**TESTO PROPOSTO:**

Cesena: 55enne assolto dal maltrattamento a moglie e figli
Per l’accusa era passibile di condanna per maltrattamenti in famiglia: perché per tanti anni aveva sottoposto moglie e figli ad uno stillicidio di violenze ed imposizioni.
Per la difesa il rapporto burrascoso di coppia, e familiare, era innegabile. Ma non aveva la caratteristica persecutoria continuativa e “immotivata” che occorre per essere puniti per maltrattamenti in famiglia.
Alla fine è stata questa seconda tesi quella sposata anche dal giudice Marco Mazzocco che ha assolto un 55enne residente in un comune cesenate della vallata del Savio anche laddove l’accusa (rappresentata in aula dal pm Alessandra Dati) aveva chiesto una condanna dell’uomo ad un anno e 4 mesi di reclusione.
La donna finì in pronto soccorso per l’ultima volta nel 2018. Con delle lesioni traumatiche. Una sorta di goccia che fece traboccare il vaso. In quel frangente infatti decise di sporgere denuncia spiegando che a picchiarla era stato il marito.
Una volta medicata e dimessa per quelle ferite formalizzò ai carabinieri anche una serie di ulteriori accuse. Spiegando come in passato fosse altre volte rimasta ferita per colpa del marito. Come a subire maltrattamenti fossero stati anche i loro due figli e come le prime problematiche di violenza domestica risalissero addirittura a 14 anni prima.
Una denuncia da cui è nato il processo ieri in tribunale a Forlì. Qui l’uomo era difeso dall’avvocato Alessandro Sintucci.
In questi anni la coppia si è separata. Decisione in virtù della quale la sua ex compagna, con cui adesso non convive più (e con la quale invece condivide ancora la gestione dei figli) ha deciso di non costituirsi neppure parte civile per ottenere risarcimento dalle violenze che aveva denunciato in passato.

**MATERIALE FORNITO:**
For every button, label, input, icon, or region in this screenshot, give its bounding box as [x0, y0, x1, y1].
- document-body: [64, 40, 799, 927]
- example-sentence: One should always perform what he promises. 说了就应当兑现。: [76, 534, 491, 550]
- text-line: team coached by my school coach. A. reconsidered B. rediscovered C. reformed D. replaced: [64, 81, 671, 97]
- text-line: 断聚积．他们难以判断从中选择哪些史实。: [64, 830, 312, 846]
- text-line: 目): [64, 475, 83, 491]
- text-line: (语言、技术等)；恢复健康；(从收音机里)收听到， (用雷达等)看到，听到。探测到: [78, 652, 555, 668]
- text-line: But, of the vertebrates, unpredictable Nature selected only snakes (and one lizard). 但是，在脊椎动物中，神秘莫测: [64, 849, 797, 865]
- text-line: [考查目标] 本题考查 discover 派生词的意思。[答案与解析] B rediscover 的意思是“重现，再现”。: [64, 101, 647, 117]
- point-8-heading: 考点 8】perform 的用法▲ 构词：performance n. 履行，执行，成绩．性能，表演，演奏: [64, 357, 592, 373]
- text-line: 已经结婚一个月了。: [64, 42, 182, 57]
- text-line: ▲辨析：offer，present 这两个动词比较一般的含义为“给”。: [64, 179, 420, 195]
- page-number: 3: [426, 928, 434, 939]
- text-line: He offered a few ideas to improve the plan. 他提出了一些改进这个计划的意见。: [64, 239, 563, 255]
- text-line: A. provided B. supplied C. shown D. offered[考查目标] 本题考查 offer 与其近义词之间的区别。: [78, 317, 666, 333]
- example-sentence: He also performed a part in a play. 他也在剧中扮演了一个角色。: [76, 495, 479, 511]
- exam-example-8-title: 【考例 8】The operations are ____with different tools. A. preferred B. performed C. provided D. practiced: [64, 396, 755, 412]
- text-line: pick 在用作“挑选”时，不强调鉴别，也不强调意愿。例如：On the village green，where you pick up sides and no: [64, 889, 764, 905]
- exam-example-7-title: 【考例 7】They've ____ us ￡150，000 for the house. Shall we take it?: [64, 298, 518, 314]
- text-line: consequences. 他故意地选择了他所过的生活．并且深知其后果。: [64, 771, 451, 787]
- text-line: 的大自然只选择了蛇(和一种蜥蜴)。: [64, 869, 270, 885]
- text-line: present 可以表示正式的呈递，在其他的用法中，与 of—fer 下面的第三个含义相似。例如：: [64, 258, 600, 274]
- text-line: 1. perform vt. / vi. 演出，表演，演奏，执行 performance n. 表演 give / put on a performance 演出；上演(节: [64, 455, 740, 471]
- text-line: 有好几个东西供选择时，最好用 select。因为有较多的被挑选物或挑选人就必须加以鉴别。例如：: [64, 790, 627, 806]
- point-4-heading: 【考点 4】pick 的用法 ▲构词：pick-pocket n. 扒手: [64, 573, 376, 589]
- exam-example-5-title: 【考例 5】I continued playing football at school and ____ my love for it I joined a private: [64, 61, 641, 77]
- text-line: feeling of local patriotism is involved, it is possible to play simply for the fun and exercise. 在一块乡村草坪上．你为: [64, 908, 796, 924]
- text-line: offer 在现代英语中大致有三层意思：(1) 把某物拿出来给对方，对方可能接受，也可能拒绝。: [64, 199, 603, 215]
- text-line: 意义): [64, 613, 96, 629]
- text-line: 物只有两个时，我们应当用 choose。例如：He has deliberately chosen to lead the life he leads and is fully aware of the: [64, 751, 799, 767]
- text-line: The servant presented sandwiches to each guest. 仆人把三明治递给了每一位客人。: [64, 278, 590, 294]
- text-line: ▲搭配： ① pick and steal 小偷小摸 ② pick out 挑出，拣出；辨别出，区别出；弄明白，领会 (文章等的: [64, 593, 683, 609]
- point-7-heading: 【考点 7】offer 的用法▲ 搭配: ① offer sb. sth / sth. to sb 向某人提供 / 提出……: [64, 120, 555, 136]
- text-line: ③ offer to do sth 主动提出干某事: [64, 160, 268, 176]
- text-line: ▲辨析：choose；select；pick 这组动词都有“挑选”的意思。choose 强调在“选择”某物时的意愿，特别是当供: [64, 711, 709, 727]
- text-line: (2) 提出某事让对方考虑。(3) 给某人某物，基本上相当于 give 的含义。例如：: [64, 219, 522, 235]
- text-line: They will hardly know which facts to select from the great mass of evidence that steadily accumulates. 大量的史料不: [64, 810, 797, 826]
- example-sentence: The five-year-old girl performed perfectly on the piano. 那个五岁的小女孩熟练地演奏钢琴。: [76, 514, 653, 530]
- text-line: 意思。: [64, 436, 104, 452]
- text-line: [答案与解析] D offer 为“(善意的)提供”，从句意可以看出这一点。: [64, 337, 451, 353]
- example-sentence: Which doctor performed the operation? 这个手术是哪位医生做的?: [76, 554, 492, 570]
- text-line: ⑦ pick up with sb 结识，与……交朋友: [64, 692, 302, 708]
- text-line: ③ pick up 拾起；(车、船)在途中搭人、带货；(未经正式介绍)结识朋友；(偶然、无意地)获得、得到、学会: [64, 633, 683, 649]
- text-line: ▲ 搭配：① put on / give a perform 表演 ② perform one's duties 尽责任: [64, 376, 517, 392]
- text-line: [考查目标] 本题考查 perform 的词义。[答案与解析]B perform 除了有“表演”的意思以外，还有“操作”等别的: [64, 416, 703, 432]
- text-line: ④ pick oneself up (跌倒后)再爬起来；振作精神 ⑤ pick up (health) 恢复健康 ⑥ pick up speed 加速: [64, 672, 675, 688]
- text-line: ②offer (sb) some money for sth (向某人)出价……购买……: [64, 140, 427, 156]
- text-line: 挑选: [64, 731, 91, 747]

**CONSEGNA A:**
Rispondi alle domande seguenti in base all'articolo sull'assoluzione del 55enne:
(i) A quanti anni e mesi di reclusione l'accusa aveva chiesto di condannare l'uomo?
(ii) In che anno la donna finì in pronto soccorso per l'ultima volta?
(iii) Quale avvocato difendeva l'uomo nel processo a Forlì?
**CONSEGNA B:**
Riprendi l'articolo sull'assoluzione del 55enne e proseguilo a partire dalla sua ultima frase.

**SVOLGIMENTO A:**
(i) Un anno e 4 mesi.
(ii) Nel 2018.
(iii) Alessandro Sintucci.

**SVOLGIMENTO B:**
Per configurare una condanna per maltrattamenti in famiglia, codice alla mano, serve provare che il comportamento dell’accusato fosse costantemente da maltrattante. Una continuità temporale che per la legge deve anche essere associata ad abitudini consolidate di violenza senza “cause scatenanti”.
La donna, negli anni di violenze che ha subito, a parte l’ultimo episodio non aveva mai palesato (facendosi curare in pronto soccorso) di aver ricevuto percosse dal marito. Raccontando invece situazioni differenti. Dalle testimonianze, ad esempio, è emerso come avesse riportato delle fratture costali. Centrata da un libro scagliato dal compagno che però stava sgridando per motivi di studio un figlio. E non intendeva colpire volontariamente la moglie. Alcuni degli episodi avvenuti anche in pubblico, che erano indicati come di maltrattamento ai figli, sono stati indicati dai testimoni presenti come culmine (sia pur troppo acceso) di rimproveri per comportamenti dei figli non adeguati. Comunque non situazioni che possano far configurare una condanna. Di qui l’assoluzione decisa dal giudice.